--- Data entries ---
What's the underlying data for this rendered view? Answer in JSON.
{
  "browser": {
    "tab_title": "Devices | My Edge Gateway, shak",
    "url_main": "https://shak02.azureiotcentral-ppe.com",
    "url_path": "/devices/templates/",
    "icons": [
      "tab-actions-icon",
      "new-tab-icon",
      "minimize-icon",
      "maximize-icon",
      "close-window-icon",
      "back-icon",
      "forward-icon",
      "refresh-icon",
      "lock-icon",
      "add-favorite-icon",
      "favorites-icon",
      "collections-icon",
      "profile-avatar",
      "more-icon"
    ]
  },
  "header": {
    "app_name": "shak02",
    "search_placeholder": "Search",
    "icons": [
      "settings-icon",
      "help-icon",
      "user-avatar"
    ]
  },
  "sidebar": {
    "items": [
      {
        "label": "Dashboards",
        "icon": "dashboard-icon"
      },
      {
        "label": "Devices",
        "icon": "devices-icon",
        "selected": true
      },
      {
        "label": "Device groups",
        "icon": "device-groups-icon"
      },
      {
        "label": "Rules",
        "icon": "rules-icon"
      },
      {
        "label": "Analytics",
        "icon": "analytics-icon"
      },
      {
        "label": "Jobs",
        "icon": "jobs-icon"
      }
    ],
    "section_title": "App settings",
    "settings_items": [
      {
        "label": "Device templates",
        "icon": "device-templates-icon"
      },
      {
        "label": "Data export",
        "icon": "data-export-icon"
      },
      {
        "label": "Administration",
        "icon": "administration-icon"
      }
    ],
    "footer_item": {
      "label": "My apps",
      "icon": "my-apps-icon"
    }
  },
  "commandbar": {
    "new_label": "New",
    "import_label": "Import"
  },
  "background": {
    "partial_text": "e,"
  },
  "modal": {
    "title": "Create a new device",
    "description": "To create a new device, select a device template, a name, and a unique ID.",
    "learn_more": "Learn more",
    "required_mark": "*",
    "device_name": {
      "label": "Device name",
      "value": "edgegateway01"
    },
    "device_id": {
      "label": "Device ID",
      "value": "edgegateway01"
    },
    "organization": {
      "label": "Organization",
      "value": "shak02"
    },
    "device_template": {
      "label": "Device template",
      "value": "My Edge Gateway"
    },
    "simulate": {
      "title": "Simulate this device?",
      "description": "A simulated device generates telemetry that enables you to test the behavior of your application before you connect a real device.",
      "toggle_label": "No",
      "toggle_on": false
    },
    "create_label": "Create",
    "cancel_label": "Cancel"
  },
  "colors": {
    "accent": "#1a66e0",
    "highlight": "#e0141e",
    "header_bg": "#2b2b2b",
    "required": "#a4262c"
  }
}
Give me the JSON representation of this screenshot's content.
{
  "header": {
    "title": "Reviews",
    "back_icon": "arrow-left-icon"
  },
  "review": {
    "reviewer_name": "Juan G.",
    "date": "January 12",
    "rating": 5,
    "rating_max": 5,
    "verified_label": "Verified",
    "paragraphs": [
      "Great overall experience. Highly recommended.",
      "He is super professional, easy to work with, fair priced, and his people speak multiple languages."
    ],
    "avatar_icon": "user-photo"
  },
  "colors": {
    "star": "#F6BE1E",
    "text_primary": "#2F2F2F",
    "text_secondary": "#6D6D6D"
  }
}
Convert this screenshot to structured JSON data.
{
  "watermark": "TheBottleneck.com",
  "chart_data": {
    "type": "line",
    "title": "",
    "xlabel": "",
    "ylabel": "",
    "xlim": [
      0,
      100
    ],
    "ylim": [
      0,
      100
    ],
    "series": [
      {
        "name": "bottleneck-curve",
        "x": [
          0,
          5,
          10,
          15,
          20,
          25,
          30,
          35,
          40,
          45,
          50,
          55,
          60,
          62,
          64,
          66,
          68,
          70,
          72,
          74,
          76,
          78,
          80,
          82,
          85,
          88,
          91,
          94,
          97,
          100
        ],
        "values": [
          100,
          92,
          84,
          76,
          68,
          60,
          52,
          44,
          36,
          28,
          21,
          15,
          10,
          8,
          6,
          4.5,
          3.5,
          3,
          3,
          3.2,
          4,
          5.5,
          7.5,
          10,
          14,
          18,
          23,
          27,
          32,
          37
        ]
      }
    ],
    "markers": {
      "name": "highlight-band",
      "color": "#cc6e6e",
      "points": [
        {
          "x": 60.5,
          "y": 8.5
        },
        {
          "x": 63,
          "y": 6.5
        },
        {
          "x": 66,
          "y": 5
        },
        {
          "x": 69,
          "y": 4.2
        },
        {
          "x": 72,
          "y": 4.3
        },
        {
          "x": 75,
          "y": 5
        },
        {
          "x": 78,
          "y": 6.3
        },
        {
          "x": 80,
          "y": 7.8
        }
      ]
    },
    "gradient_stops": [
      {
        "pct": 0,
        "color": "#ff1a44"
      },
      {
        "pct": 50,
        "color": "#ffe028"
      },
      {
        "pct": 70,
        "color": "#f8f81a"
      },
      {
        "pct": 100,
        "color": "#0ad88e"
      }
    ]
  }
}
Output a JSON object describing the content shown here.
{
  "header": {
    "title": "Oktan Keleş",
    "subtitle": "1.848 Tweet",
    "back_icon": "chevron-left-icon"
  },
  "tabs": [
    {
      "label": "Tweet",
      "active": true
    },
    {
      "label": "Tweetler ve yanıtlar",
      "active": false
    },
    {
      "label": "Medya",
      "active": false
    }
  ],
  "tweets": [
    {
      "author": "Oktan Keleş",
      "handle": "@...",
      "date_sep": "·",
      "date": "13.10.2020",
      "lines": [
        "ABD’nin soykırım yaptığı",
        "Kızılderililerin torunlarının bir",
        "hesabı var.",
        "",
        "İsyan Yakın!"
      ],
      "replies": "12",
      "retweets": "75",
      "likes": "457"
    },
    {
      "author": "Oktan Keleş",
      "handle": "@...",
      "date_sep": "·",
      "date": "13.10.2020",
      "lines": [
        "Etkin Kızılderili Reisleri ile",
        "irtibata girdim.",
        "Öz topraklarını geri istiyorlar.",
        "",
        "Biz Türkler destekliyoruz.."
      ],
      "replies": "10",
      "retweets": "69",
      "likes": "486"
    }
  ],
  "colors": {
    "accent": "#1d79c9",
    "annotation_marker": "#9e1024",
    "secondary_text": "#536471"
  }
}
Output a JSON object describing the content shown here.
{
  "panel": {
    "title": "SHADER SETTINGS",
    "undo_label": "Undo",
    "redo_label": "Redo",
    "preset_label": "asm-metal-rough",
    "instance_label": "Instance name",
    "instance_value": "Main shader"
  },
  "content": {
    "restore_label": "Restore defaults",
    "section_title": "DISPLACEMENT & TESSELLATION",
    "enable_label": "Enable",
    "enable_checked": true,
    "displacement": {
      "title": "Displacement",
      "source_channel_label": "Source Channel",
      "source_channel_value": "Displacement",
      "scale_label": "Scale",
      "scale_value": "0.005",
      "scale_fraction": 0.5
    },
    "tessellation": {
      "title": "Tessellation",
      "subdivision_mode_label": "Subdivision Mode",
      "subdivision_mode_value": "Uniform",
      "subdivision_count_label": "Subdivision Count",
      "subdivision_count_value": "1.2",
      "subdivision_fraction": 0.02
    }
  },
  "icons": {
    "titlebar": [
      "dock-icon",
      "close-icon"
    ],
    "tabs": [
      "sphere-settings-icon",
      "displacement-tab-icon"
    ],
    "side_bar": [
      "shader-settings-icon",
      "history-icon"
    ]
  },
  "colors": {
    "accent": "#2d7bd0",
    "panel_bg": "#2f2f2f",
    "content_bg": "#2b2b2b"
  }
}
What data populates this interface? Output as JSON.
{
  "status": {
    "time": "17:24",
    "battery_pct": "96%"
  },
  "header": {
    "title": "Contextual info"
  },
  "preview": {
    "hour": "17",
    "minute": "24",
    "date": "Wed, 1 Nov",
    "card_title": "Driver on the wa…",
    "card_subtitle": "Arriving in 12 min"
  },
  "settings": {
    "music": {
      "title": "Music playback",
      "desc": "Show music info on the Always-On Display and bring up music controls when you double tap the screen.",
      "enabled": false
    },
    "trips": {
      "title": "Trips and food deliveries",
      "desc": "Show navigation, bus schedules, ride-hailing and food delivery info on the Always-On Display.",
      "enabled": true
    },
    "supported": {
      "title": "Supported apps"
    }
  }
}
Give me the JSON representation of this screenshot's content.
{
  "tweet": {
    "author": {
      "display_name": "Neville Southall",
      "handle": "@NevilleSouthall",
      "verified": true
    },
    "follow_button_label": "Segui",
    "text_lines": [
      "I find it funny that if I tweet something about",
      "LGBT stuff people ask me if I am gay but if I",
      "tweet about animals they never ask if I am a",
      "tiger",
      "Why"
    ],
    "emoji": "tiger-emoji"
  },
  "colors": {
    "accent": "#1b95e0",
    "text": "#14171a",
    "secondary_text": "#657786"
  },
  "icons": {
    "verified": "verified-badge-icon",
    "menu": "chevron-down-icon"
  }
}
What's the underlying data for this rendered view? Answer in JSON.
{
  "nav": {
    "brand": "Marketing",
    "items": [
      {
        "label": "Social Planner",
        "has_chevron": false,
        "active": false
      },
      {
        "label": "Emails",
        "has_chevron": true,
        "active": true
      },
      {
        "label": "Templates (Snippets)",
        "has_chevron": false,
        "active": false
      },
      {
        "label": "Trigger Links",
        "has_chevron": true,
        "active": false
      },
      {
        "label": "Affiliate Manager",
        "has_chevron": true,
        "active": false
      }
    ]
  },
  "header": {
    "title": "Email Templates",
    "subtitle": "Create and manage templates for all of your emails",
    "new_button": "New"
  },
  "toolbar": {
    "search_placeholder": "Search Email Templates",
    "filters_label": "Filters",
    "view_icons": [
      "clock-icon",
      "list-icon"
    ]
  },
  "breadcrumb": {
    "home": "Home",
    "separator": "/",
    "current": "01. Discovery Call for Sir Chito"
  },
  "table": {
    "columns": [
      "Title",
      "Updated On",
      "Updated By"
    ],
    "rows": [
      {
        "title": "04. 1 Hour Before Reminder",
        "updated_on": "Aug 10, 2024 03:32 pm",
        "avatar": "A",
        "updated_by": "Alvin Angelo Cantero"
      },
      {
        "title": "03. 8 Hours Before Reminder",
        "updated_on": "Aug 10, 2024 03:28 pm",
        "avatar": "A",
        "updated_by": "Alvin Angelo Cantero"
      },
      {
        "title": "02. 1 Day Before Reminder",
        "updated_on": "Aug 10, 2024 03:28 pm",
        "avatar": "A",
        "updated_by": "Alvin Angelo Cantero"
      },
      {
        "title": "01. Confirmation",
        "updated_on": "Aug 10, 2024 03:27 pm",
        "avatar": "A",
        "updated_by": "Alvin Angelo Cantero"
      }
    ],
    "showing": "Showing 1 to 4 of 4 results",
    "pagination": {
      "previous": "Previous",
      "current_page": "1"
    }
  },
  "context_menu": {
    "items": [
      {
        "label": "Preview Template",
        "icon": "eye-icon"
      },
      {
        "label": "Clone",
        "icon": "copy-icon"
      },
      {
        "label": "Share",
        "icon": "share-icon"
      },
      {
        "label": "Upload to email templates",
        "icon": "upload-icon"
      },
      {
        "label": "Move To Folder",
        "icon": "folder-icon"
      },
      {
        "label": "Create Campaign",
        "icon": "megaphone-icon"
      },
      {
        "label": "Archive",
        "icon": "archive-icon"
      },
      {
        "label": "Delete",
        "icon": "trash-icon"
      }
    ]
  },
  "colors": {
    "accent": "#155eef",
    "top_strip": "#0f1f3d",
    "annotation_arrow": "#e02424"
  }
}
---
**Written task**
Collect each line above holding the string "food".

**Exercise response**
      "title": "Trips and food deliveries",
      "desc": "Show navigation, bus schedules, ride-hailing and food delivery info on the Always-On Display.",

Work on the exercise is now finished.